#### REQUEST
Scan the lines below for the string "ottenere" and copy every one that has it.

#### DATASET
>>>>
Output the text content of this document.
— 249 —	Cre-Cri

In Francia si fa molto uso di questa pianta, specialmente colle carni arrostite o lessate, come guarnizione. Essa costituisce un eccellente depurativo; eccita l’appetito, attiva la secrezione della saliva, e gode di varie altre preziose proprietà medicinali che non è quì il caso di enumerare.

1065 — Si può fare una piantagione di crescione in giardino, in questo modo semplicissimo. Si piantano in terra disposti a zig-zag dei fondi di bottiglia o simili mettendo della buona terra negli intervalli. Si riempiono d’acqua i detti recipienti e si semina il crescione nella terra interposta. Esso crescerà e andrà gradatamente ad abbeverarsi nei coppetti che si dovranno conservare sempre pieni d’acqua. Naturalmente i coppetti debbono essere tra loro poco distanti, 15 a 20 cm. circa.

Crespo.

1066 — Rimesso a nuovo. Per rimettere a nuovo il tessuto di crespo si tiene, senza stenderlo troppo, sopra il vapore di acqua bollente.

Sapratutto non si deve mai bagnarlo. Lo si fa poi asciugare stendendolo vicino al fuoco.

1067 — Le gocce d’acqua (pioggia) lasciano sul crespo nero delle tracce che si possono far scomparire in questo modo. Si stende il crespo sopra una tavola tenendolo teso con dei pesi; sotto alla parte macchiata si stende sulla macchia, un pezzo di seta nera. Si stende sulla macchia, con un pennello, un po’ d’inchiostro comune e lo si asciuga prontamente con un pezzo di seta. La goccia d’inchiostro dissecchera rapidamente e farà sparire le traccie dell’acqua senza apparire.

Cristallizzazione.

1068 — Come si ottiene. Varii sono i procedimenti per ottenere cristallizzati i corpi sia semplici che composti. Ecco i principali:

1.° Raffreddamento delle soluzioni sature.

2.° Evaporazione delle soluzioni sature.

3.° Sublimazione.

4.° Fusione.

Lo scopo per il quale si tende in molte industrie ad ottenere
<<<<
#### SOLUTION TO THIS TASK
1068 — Come si ottiene. Varii sono i procedimenti per ottenere cristallizzati i corpi sia semplici che composti. Ecco i principali:
Lo scopo per il quale si tende in molte industrie ad ottenere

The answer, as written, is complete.